Take all the material and copy it exactly.
**** GIVEN RECORDS ****
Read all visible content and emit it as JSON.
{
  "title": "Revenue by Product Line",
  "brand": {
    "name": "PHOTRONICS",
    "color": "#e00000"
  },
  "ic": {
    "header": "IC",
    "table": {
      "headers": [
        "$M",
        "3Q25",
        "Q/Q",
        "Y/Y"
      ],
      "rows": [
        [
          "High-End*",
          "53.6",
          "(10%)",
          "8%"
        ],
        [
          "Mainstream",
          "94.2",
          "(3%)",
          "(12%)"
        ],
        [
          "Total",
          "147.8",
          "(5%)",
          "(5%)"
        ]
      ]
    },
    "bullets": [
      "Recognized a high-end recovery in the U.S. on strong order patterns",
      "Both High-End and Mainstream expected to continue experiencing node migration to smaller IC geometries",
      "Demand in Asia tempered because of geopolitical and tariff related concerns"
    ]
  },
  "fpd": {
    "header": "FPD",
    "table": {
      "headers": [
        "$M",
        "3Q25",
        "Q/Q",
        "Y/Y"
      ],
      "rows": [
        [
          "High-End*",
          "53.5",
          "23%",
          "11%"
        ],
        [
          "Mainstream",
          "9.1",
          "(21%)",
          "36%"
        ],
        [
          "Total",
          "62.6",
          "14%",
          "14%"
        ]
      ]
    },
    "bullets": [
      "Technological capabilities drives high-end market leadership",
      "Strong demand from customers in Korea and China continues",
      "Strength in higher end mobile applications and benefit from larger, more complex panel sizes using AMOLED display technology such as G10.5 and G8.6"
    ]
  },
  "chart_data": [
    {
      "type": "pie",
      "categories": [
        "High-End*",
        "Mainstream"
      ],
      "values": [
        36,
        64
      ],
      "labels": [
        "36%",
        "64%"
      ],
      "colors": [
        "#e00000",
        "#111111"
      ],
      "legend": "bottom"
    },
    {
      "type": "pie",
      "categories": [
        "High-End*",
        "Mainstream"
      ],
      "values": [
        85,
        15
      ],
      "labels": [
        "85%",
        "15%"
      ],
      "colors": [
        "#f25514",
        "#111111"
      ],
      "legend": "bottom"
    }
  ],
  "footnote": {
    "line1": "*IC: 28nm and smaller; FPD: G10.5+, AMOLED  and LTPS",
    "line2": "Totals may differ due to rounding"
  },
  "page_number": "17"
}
****
OUTPUT BELOW —
Read all visible content and emit it as JSON.
{
  "title": "Revenue by Product Line",
  "brand": {
    "name": "PHOTRONICS",
    "color": "#e00000"
  },
  "ic": {
    "header": "IC",
    "table": {
      "headers": [
        "$M",
        "3Q25",
        "Q/Q",
        "Y/Y"
      ],
      "rows": [
        [
          "High-End*",
          "53.6",
          "(10%)",
          "8%"
        ],
        [
          "Mainstream",
          "94.2",
          "(3%)",
          "(12%)"
        ],
        [
          "Total",
          "147.8",
          "(5%)",
          "(5%)"
        ]
      ]
    },
    "bullets": [
      "Recognized a high-end recovery in the U.S. on strong order patterns",
      "Both High-End and Mainstream expected to continue experiencing node migration to smaller IC geometries",
      "Demand in Asia tempered because of geopolitical and tariff related concerns"
    ]
  },
  "fpd": {
    "header": "FPD",
    "table": {
      "headers": [
        "$M",
        "3Q25",
        "Q/Q",
        "Y/Y"
      ],
      "rows": [
        [
          "High-End*",
          "53.5",
          "23%",
          "11%"
        ],
        [
          "Mainstream",
          "9.1",
          "(21%)",
          "36%"
        ],
        [
          "Total",
          "62.6",
          "14%",
          "14%"
        ]
      ]
    },
    "bullets": [
      "Technological capabilities drives high-end market leadership",
      "Strong demand from customers in Korea and China continues",
      "Strength in higher end mobile applications and benefit from larger, more complex panel sizes using AMOLED display technology such as G10.5 and G8.6"
    ]
  },
  "chart_data": [
    {
      "type": "pie",
      "categories": [
        "High-End*",
        "Mainstream"
      ],
      "values": [
        36,
        64
      ],
      "labels": [
        "36%",
        "64%"
      ],
      "colors": [
        "#e00000",
        "#111111"
      ],
      "legend": "bottom"
    },
    {
      "type": "pie",
      "categories": [
        "High-End*",
        "Mainstream"
      ],
      "values": [
        85,
        15
      ],
      "labels": [
        "85%",
        "15%"
      ],
      "colors": [
        "#f25514",
        "#111111"
      ],
      "legend": "bottom"
    }
  ],
  "footnote": {
    "line1": "*IC: 28nm and smaller; FPD: G10.5+, AMOLED  and LTPS",
    "line2": "Totals may differ due to rounding"
  },
  "page_number": "17"
}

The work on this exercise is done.